Given exercise: Give back the full listing verbatim, apart from its images.

# start of Stored rows

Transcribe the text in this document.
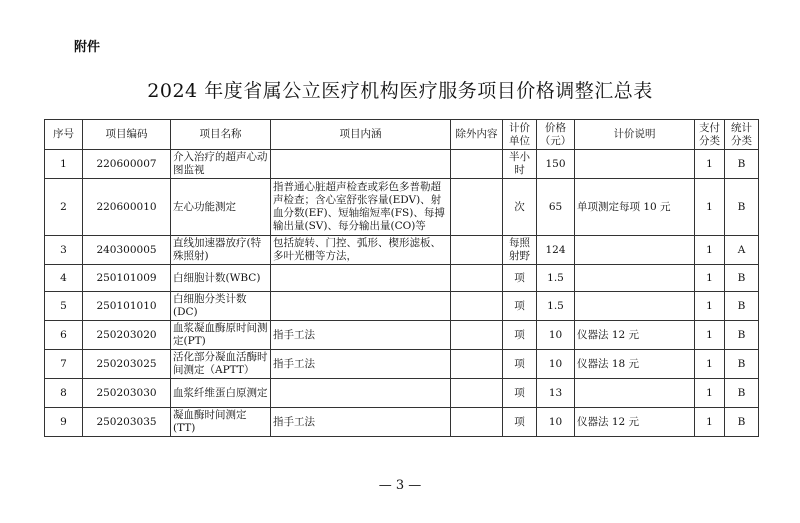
附件
2024 年度省属公立医疗机构医疗服务项目价格调整汇总表
序号	项目编码	项目名称	项目内涵	除外内容	计价单位	价格（元）	计价说明	支付分类	统计分类
1	220600007	介入治疗的超声心动图监视			半小时	150		1	B
2	220600010	左心功能测定	指普通心脏超声检查或彩色多普勒超声检查；含心室舒张容量(EDV)、射血分数(EF)、短轴缩短率(FS)、每搏输出量(SV)、每分输出量(CO)等		次	65	单项测定每项 10 元	1	B
3	240300005	直线加速器放疗(特殊照射)	包括旋转、门控、弧形、楔形滤板、多叶光栅等方法，		每照射野	124		1	A
4	250101009	白细胞计数(WBC)			项	1.5		1	B
5	250101010	白细胞分类计数(DC)			项	1.5		1	B
6	250203020	血浆凝血酶原时间测定(PT)	指手工法		项	10	仪器法 12 元	1	B
7	250203025	活化部分凝血活酶时间测定（APTT）	指手工法		项	10	仪器法 18 元	1	B
8	250203030	血浆纤维蛋白原测定			项	13		1	B
9	250203035	凝血酶时间测定(TT)	指手工法		项	10	仪器法 12 元	1	B
— 3 —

# end of Stored rows

Task result:
Transcribe the text in this document.
附件
2024 年度省属公立医疗机构医疗服务项目价格调整汇总表
序号	项目编码	项目名称	项目内涵	除外内容	计价单位	价格（元）	计价说明	支付分类	统计分类
1	220600007	介入治疗的超声心动图监视			半小时	150		1	B
2	220600010	左心功能测定	指普通心脏超声检查或彩色多普勒超声检查；含心室舒张容量(EDV)、射血分数(EF)、短轴缩短率(FS)、每搏输出量(SV)、每分输出量(CO)等		次	65	单项测定每项 10 元	1	B
3	240300005	直线加速器放疗(特殊照射)	包括旋转、门控、弧形、楔形滤板、多叶光栅等方法，		每照射野	124		1	A
4	250101009	白细胞计数(WBC)			项	1.5		1	B
5	250101010	白细胞分类计数(DC)			项	1.5		1	B
6	250203020	血浆凝血酶原时间测定(PT)	指手工法		项	10	仪器法 12 元	1	B
7	250203025	活化部分凝血活酶时间测定（APTT）	指手工法		项	10	仪器法 18 元	1	B
8	250203030	血浆纤维蛋白原测定			项	13		1	B
9	250203035	凝血酶时间测定(TT)	指手工法		项	10	仪器法 12 元	1	B
— 3 —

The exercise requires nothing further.